Task instructions:
Pictures aside, quote the whole listing exactly.

Dataset content:
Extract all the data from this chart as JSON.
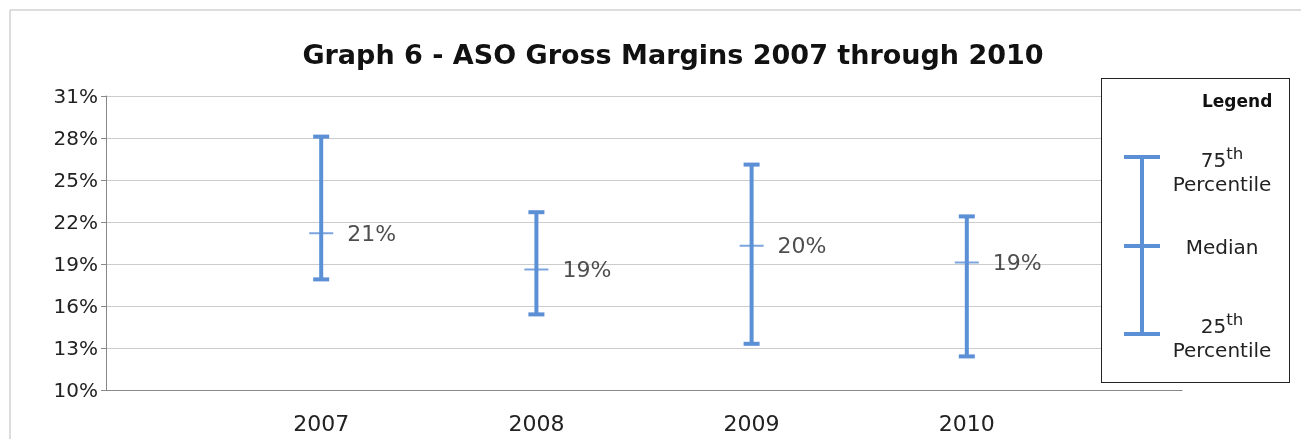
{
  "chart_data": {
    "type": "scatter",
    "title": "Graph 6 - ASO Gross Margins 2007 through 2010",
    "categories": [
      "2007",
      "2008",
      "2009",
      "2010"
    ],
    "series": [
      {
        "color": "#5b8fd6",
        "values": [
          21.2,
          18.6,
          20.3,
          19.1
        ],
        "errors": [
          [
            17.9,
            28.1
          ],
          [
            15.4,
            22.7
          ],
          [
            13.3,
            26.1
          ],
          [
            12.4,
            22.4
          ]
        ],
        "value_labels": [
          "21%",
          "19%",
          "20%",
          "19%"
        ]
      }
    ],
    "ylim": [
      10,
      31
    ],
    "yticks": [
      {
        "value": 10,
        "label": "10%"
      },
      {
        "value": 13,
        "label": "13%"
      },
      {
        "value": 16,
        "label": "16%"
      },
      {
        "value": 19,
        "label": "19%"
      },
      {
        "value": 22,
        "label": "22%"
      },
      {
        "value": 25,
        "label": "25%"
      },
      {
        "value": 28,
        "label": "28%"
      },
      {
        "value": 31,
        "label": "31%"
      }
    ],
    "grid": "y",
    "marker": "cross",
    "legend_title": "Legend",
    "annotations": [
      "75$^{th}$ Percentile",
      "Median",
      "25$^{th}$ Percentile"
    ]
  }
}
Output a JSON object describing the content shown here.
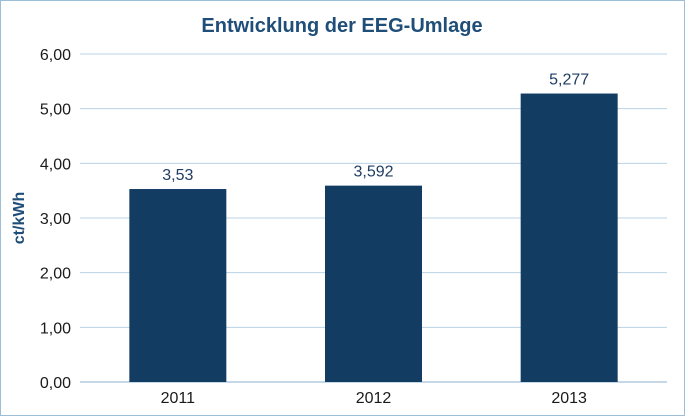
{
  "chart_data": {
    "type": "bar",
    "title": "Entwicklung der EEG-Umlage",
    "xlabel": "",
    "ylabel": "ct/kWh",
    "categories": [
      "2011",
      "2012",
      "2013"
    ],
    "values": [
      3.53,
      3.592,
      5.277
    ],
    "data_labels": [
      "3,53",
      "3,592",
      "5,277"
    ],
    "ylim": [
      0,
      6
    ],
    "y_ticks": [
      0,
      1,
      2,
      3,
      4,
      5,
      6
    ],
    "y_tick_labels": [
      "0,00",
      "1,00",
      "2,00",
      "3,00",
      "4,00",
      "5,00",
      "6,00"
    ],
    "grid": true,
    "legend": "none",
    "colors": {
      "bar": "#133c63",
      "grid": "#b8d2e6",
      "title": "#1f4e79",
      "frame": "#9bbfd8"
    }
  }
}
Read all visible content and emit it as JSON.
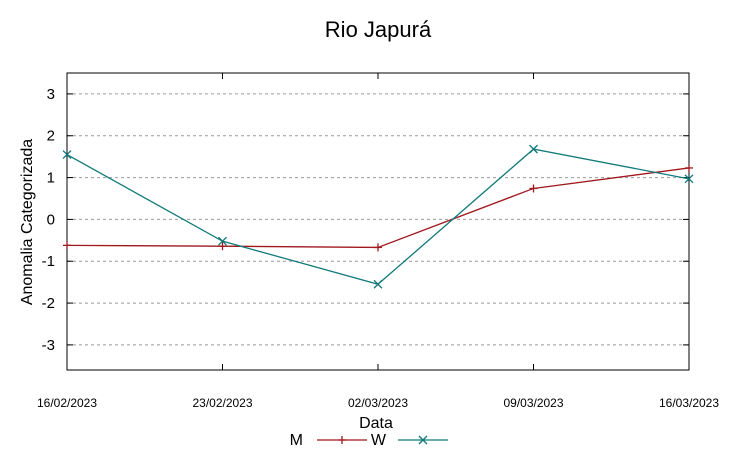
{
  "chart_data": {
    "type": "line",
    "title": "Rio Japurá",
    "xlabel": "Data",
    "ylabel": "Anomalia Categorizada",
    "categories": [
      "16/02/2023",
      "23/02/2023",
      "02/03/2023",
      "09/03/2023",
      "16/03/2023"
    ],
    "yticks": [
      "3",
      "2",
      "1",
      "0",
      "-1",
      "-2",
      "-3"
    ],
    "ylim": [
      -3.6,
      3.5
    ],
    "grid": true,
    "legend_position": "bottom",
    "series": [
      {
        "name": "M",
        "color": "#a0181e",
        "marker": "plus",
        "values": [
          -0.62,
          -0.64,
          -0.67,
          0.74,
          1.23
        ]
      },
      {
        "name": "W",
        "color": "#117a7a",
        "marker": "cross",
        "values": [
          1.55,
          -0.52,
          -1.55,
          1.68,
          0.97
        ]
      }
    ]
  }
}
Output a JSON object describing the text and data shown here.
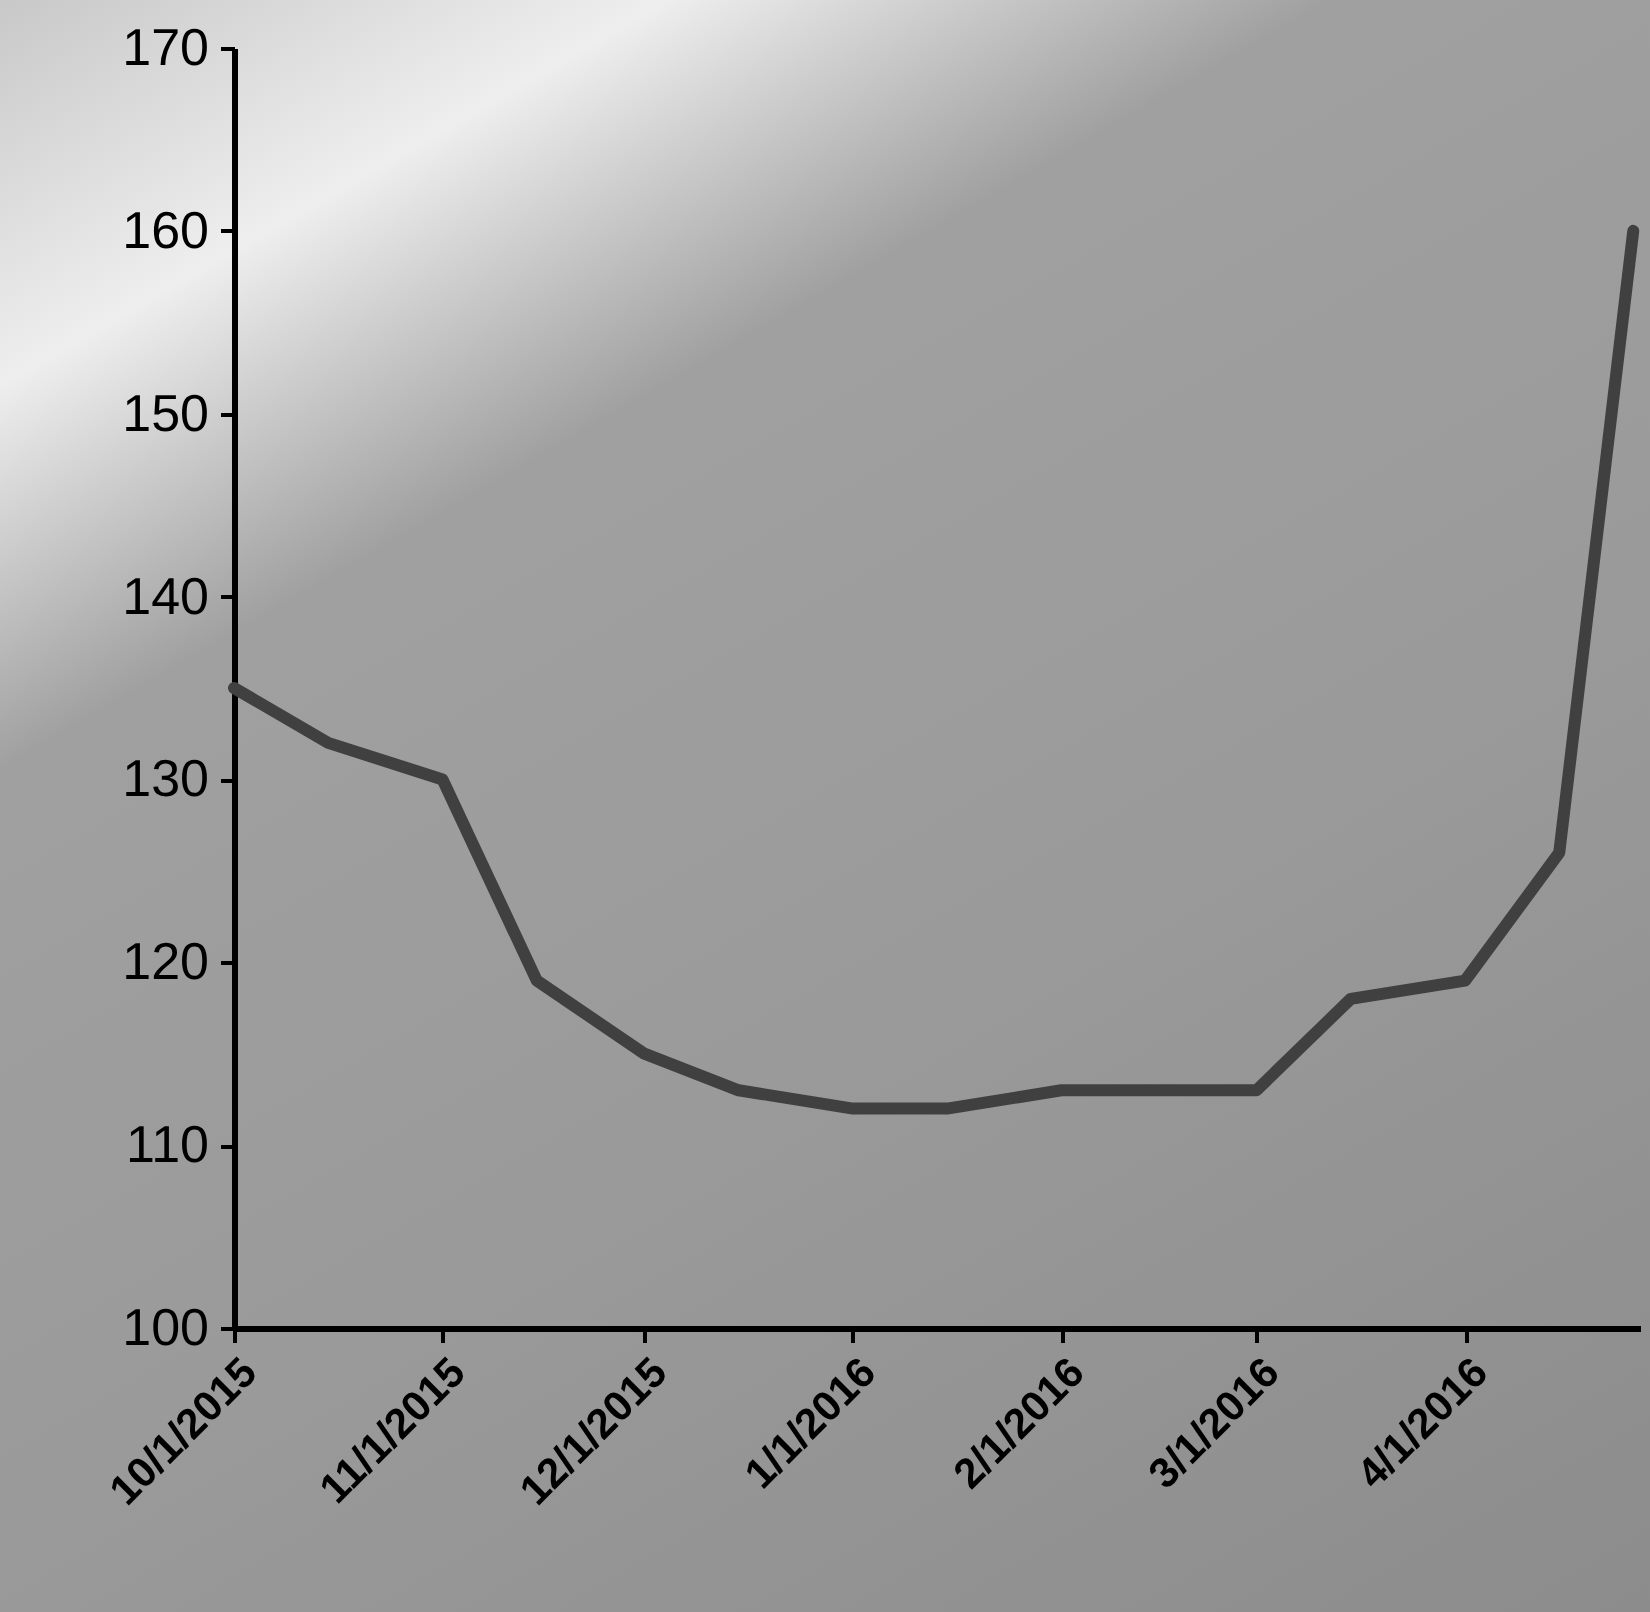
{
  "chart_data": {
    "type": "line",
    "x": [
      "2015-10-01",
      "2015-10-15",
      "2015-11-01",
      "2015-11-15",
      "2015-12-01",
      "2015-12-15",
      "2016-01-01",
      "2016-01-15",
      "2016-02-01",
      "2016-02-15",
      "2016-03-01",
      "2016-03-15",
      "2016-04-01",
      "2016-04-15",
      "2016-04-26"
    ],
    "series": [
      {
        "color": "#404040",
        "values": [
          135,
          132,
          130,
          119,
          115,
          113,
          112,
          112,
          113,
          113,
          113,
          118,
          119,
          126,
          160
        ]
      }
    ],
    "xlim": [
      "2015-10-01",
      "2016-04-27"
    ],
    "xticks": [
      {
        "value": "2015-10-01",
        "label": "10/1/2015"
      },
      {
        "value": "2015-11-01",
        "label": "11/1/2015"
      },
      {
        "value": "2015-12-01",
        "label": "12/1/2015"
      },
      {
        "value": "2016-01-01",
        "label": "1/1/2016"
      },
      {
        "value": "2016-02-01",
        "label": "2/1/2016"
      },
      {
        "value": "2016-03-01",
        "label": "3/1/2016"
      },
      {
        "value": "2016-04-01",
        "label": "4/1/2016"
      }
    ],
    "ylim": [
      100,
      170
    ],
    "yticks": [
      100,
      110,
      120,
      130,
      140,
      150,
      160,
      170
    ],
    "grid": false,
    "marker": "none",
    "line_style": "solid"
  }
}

Result for this exercise:
Extract all the data from this chart as JSON.
{
  "chart_data": {
    "type": "scatter",
    "title": "Graph 6 - ASO Gross Margins 2007 through 2010",
    "categories": [
      "2007",
      "2008",
      "2009",
      "2010"
    ],
    "series": [
      {
        "color": "#5b8fd6",
        "values": [
          21.2,
          18.6,
          20.3,
          19.1
        ],
        "errors": [
          [
            17.9,
            28.1
          ],
          [
            15.4,
            22.7
          ],
          [
            13.3,
            26.1
          ],
          [
            12.4,
            22.4
          ]
        ],
        "value_labels": [
          "21%",
          "19%",
          "20%",
          "19%"
        ]
      }
    ],
    "ylim": [
      10,
      31
    ],
    "yticks": [
      {
        "value": 10,
        "label": "10%"
      },
      {
        "value": 13,
        "label": "13%"
      },
      {
        "value": 16,
        "label": "16%"
      },
      {
        "value": 19,
        "label": "19%"
      },
      {
        "value": 22,
        "label": "22%"
      },
      {
        "value": 25,
        "label": "25%"
      },
      {
        "value": 28,
        "label": "28%"
      },
      {
        "value": 31,
        "label": "31%"
      }
    ],
    "grid": "y",
    "marker": "cross",
    "legend_title": "Legend",
    "annotations": [
      "75$^{th}$ Percentile",
      "Median",
      "25$^{th}$ Percentile"
    ]
  }
}
Output a JSON object describing the content shown here.
{
  "chart_data": {
    "type": "bar",
    "title": "Entwicklung der EEG-Umlage",
    "xlabel": "",
    "ylabel": "ct/kWh",
    "categories": [
      "2011",
      "2012",
      "2013"
    ],
    "values": [
      3.53,
      3.592,
      5.277
    ],
    "data_labels": [
      "3,53",
      "3,592",
      "5,277"
    ],
    "ylim": [
      0,
      6
    ],
    "y_ticks": [
      0,
      1,
      2,
      3,
      4,
      5,
      6
    ],
    "y_tick_labels": [
      "0,00",
      "1,00",
      "2,00",
      "3,00",
      "4,00",
      "5,00",
      "6,00"
    ],
    "grid": true,
    "legend": "none",
    "colors": {
      "bar": "#133c63",
      "grid": "#b8d2e6",
      "title": "#1f4e79",
      "frame": "#9bbfd8"
    }
  }
}
Read all visible content and emit it as JSON.
{
  "chart_data": {
    "type": "line",
    "title": "Rio Japurá",
    "xlabel": "Data",
    "ylabel": "Anomalia Categorizada",
    "categories": [
      "16/02/2023",
      "23/02/2023",
      "02/03/2023",
      "09/03/2023",
      "16/03/2023"
    ],
    "yticks": [
      "3",
      "2",
      "1",
      "0",
      "-1",
      "-2",
      "-3"
    ],
    "ylim": [
      -3.6,
      3.5
    ],
    "grid": true,
    "legend_position": "bottom",
    "series": [
      {
        "name": "M",
        "color": "#a0181e",
        "marker": "plus",
        "values": [
          -0.62,
          -0.64,
          -0.67,
          0.74,
          1.23
        ]
      },
      {
        "name": "W",
        "color": "#117a7a",
        "marker": "cross",
        "values": [
          1.55,
          -0.52,
          -1.55,
          1.68,
          0.97
        ]
      }
    ]
  }
}
Output a JSON object describing the text and data shown here.
{
  "chart_data": {
    "type": "line",
    "x": [
      "2015-10-01",
      "2015-10-15",
      "2015-11-01",
      "2015-11-15",
      "2015-12-01",
      "2015-12-15",
      "2016-01-01",
      "2016-01-15",
      "2016-02-01",
      "2016-02-15",
      "2016-03-01",
      "2016-03-15",
      "2016-04-01",
      "2016-04-15",
      "2016-04-26"
    ],
    "series": [
      {
        "color": "#404040",
        "values": [
          135,
          132,
          130,
          119,
          115,
          113,
          112,
          112,
          113,
          113,
          113,
          118,
          119,
          126,
          160
        ]
      }
    ],
    "xlim": [
      "2015-10-01",
      "2016-04-27"
    ],
    "xticks": [
      {
        "value": "2015-10-01",
        "label": "10/1/2015"
      },
      {
        "value": "2015-11-01",
        "label": "11/1/2015"
      },
      {
        "value": "2015-12-01",
        "label": "12/1/2015"
      },
      {
        "value": "2016-01-01",
        "label": "1/1/2016"
      },
      {
        "value": "2016-02-01",
        "label": "2/1/2016"
      },
      {
        "value": "2016-03-01",
        "label": "3/1/2016"
      },
      {
        "value": "2016-04-01",
        "label": "4/1/2016"
      }
    ],
    "ylim": [
      100,
      170
    ],
    "yticks": [
      100,
      110,
      120,
      130,
      140,
      150,
      160,
      170
    ],
    "grid": false,
    "marker": "none",
    "line_style": "solid"
  }
}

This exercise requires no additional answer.